[Data entries]
---
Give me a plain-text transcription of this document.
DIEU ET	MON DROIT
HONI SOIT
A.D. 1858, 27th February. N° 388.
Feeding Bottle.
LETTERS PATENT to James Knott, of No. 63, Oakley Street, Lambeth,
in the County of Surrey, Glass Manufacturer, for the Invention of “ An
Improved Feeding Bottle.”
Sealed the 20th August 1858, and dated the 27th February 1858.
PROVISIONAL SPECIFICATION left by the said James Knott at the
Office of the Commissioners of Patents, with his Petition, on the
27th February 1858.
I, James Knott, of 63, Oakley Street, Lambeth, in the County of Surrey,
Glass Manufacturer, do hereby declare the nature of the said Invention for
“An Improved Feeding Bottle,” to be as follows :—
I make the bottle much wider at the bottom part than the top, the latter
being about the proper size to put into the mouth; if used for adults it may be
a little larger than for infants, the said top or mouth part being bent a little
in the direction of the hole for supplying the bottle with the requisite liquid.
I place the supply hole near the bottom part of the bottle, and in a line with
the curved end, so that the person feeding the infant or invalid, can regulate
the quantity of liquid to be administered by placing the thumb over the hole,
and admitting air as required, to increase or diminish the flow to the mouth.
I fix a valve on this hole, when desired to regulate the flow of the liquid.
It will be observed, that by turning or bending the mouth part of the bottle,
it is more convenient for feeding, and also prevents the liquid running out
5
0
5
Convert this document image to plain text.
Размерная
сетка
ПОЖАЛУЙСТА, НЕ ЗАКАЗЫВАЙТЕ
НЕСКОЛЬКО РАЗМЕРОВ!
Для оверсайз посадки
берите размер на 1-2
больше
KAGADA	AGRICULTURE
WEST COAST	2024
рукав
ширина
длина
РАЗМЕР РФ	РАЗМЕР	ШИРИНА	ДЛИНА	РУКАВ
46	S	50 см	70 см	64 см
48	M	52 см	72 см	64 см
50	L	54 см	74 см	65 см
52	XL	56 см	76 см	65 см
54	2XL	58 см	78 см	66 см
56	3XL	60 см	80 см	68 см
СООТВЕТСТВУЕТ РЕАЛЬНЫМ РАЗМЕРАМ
---
■ THE REQUEST ■
Output each entry precisely as given.

■ FINAL RESULT ■
Give me a plain-text transcription of this document.
DIEU ET	MON DROIT
HONI SOIT
A.D. 1858, 27th February. N° 388.
Feeding Bottle.
LETTERS PATENT to James Knott, of No. 63, Oakley Street, Lambeth,
in the County of Surrey, Glass Manufacturer, for the Invention of “ An
Improved Feeding Bottle.”
Sealed the 20th August 1858, and dated the 27th February 1858.
PROVISIONAL SPECIFICATION left by the said James Knott at the
Office of the Commissioners of Patents, with his Petition, on the
27th February 1858.
I, James Knott, of 63, Oakley Street, Lambeth, in the County of Surrey,
Glass Manufacturer, do hereby declare the nature of the said Invention for
“An Improved Feeding Bottle,” to be as follows :—
I make the bottle much wider at the bottom part than the top, the latter
being about the proper size to put into the mouth; if used for adults it may be
a little larger than for infants, the said top or mouth part being bent a little
in the direction of the hole for supplying the bottle with the requisite liquid.
I place the supply hole near the bottom part of the bottle, and in a line with
the curved end, so that the person feeding the infant or invalid, can regulate
the quantity of liquid to be administered by placing the thumb over the hole,
and admitting air as required, to increase or diminish the flow to the mouth.
I fix a valve on this hole, when desired to regulate the flow of the liquid.
It will be observed, that by turning or bending the mouth part of the bottle,
it is more convenient for feeding, and also prevents the liquid running out
5
0
5
Convert this document image to plain text.
Размерная
сетка
ПОЖАЛУЙСТА, НЕ ЗАКАЗЫВАЙТЕ
НЕСКОЛЬКО РАЗМЕРОВ!
Для оверсайз посадки
берите размер на 1-2
больше
KAGADA	AGRICULTURE
WEST COAST	2024
рукав
ширина
длина
РАЗМЕР РФ	РАЗМЕР	ШИРИНА	ДЛИНА	РУКАВ
46	S	50 см	70 см	64 см
48	M	52 см	72 см	64 см
50	L	54 см	74 см	65 см
52	XL	56 см	76 см	65 см
54	2XL	58 см	78 см	66 см
56	3XL	60 см	80 см	68 см
СООТВЕТСТВУЕТ РЕАЛЬНЫМ РАЗМЕРАМ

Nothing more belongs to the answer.